Short problem >> Give every line below again, exactly.
## BEGIN Data
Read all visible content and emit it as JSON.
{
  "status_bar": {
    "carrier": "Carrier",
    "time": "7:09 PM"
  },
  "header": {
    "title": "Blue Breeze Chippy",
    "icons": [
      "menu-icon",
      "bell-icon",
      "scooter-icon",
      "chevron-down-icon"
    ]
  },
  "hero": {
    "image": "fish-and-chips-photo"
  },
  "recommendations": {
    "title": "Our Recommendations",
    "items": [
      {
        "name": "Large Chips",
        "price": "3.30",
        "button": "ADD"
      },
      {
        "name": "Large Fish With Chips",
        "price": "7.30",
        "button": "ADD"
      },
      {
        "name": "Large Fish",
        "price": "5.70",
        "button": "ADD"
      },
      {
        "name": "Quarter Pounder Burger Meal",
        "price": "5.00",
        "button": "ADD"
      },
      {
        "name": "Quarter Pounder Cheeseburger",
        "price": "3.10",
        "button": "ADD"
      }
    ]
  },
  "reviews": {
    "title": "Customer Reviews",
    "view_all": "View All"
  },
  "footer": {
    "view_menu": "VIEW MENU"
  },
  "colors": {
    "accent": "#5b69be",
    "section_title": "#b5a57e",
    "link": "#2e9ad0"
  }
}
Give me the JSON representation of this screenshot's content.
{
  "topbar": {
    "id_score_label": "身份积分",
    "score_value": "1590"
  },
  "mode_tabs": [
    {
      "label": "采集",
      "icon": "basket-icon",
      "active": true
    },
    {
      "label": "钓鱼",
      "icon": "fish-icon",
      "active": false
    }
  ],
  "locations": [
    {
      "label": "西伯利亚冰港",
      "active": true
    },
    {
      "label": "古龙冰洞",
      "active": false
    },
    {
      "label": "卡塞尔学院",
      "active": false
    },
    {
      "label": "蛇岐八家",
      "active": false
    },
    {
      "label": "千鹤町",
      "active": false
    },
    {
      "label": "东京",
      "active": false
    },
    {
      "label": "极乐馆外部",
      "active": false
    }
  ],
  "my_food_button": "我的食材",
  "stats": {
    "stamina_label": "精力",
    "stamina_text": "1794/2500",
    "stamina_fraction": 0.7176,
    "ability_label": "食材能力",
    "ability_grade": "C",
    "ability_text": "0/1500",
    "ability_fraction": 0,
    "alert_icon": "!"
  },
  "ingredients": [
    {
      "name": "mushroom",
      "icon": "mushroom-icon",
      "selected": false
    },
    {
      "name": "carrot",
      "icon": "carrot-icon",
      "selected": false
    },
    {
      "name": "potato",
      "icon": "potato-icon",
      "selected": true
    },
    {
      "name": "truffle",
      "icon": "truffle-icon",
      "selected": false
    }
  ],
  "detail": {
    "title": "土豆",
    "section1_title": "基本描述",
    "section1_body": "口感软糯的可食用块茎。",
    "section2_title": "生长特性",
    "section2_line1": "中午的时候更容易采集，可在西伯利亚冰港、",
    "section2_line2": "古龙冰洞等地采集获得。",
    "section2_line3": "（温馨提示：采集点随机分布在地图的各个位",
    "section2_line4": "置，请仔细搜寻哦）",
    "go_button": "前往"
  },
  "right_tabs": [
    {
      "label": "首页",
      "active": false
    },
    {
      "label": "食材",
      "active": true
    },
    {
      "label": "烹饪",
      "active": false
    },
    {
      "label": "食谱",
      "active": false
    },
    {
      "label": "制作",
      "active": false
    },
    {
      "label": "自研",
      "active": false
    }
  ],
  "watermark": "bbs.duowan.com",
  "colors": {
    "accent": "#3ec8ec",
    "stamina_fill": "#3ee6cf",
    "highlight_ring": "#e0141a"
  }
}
## END Data
Final answer >>
Read all visible content and emit it as JSON.
{
  "status_bar": {
    "carrier": "Carrier",
    "time": "7:09 PM"
  },
  "header": {
    "title": "Blue Breeze Chippy",
    "icons": [
      "menu-icon",
      "bell-icon",
      "scooter-icon",
      "chevron-down-icon"
    ]
  },
  "hero": {
    "image": "fish-and-chips-photo"
  },
  "recommendations": {
    "title": "Our Recommendations",
    "items": [
      {
        "name": "Large Chips",
        "price": "3.30",
        "button": "ADD"
      },
      {
        "name": "Large Fish With Chips",
        "price": "7.30",
        "button": "ADD"
      },
      {
        "name": "Large Fish",
        "price": "5.70",
        "button": "ADD"
      },
      {
        "name": "Quarter Pounder Burger Meal",
        "price": "5.00",
        "button": "ADD"
      },
      {
        "name": "Quarter Pounder Cheeseburger",
        "price": "3.10",
        "button": "ADD"
      }
    ]
  },
  "reviews": {
    "title": "Customer Reviews",
    "view_all": "View All"
  },
  "footer": {
    "view_menu": "VIEW MENU"
  },
  "colors": {
    "accent": "#5b69be",
    "section_title": "#b5a57e",
    "link": "#2e9ad0"
  }
}
Give me the JSON representation of this screenshot's content.
{
  "topbar": {
    "id_score_label": "身份积分",
    "score_value": "1590"
  },
  "mode_tabs": [
    {
      "label": "采集",
      "icon": "basket-icon",
      "active": true
    },
    {
      "label": "钓鱼",
      "icon": "fish-icon",
      "active": false
    }
  ],
  "locations": [
    {
      "label": "西伯利亚冰港",
      "active": true
    },
    {
      "label": "古龙冰洞",
      "active": false
    },
    {
      "label": "卡塞尔学院",
      "active": false
    },
    {
      "label": "蛇岐八家",
      "active": false
    },
    {
      "label": "千鹤町",
      "active": false
    },
    {
      "label": "东京",
      "active": false
    },
    {
      "label": "极乐馆外部",
      "active": false
    }
  ],
  "my_food_button": "我的食材",
  "stats": {
    "stamina_label": "精力",
    "stamina_text": "1794/2500",
    "stamina_fraction": 0.7176,
    "ability_label": "食材能力",
    "ability_grade": "C",
    "ability_text": "0/1500",
    "ability_fraction": 0,
    "alert_icon": "!"
  },
  "ingredients": [
    {
      "name": "mushroom",
      "icon": "mushroom-icon",
      "selected": false
    },
    {
      "name": "carrot",
      "icon": "carrot-icon",
      "selected": false
    },
    {
      "name": "potato",
      "icon": "potato-icon",
      "selected": true
    },
    {
      "name": "truffle",
      "icon": "truffle-icon",
      "selected": false
    }
  ],
  "detail": {
    "title": "土豆",
    "section1_title": "基本描述",
    "section1_body": "口感软糯的可食用块茎。",
    "section2_title": "生长特性",
    "section2_line1": "中午的时候更容易采集，可在西伯利亚冰港、",
    "section2_line2": "古龙冰洞等地采集获得。",
    "section2_line3": "（温馨提示：采集点随机分布在地图的各个位",
    "section2_line4": "置，请仔细搜寻哦）",
    "go_button": "前往"
  },
  "right_tabs": [
    {
      "label": "首页",
      "active": false
    },
    {
      "label": "食材",
      "active": true
    },
    {
      "label": "烹饪",
      "active": false
    },
    {
      "label": "食谱",
      "active": false
    },
    {
      "label": "制作",
      "active": false
    },
    {
      "label": "自研",
      "active": false
    }
  ],
  "watermark": "bbs.duowan.com",
  "colors": {
    "accent": "#3ec8ec",
    "stamina_fill": "#3ee6cf",
    "highlight_ring": "#e0141a"
  }
}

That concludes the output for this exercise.